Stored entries
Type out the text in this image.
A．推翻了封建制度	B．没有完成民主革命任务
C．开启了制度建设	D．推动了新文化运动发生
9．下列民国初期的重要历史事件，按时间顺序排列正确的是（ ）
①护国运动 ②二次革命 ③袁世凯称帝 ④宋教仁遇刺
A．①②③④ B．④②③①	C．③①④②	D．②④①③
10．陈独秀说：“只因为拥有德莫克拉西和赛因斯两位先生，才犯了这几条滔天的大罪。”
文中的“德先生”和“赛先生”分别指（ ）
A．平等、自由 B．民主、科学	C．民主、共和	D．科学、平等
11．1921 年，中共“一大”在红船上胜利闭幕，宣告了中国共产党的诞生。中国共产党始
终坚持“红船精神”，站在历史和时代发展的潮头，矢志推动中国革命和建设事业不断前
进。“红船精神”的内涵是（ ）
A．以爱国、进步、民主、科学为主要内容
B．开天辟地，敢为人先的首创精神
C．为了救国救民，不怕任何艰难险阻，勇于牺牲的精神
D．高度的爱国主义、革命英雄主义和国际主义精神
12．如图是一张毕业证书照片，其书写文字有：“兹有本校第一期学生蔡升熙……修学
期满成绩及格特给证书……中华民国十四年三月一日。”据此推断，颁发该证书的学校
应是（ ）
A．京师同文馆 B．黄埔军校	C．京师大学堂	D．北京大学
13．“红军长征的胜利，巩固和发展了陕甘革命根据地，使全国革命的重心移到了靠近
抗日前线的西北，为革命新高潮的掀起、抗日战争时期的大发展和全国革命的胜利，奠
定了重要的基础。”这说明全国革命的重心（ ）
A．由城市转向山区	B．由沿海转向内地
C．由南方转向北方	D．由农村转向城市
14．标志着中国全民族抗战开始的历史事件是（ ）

---

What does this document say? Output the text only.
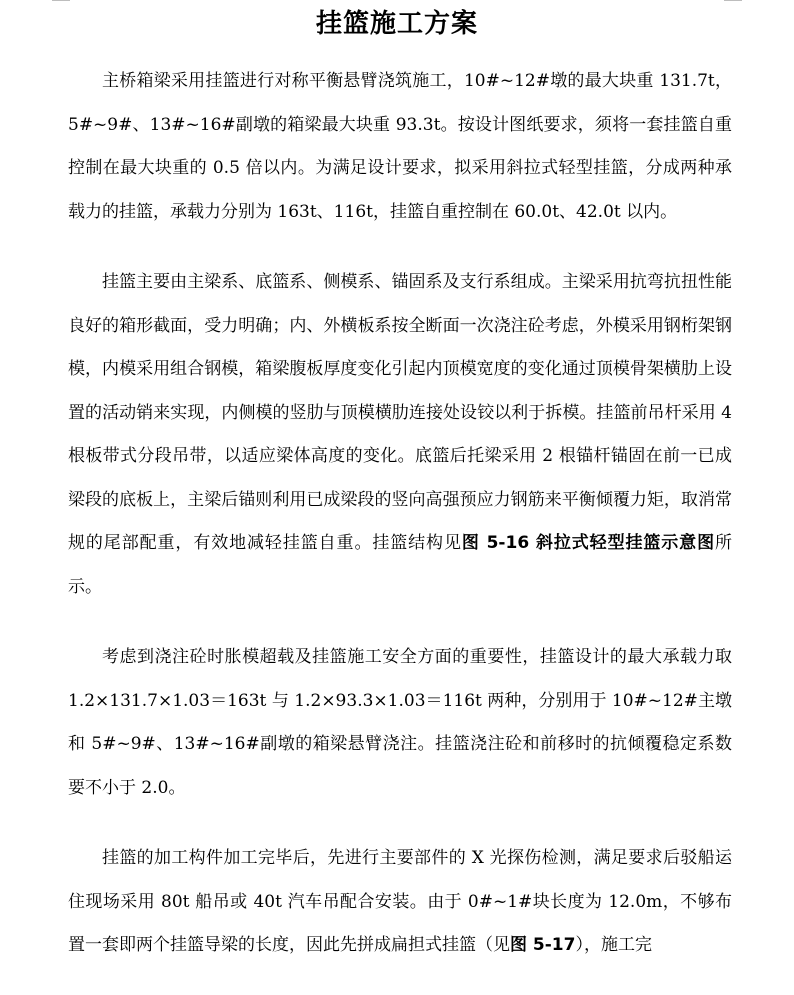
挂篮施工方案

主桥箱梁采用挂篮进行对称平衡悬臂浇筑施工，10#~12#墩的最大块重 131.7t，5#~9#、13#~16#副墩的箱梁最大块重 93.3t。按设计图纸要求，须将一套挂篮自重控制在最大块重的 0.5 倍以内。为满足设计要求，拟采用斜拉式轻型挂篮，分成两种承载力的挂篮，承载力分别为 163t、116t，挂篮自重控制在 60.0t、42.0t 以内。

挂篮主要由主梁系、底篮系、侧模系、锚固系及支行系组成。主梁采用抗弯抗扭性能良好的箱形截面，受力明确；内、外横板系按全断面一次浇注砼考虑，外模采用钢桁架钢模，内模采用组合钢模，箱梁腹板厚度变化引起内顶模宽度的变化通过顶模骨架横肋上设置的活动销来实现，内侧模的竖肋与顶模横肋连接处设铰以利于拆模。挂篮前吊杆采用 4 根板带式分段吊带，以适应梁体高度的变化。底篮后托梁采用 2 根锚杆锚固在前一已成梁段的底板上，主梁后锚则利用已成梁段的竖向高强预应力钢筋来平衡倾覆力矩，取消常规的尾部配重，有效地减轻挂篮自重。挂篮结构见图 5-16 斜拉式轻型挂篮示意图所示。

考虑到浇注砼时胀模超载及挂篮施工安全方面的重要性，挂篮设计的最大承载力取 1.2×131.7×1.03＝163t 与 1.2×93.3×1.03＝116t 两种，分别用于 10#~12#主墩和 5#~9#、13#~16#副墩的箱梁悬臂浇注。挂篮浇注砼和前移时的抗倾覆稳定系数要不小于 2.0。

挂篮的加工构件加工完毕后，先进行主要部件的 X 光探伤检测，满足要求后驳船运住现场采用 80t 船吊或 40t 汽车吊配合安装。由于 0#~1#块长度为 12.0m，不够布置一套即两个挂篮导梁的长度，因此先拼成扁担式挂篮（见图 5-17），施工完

What to work on: Gather all the lines that include the word "红船精神" and copy them out.

Task response:
终坚持“红船精神”，站在历史和时代发展的潮头，矢志推动中国革命和建设事业不断前
进。“红船精神”的内涵是（ ）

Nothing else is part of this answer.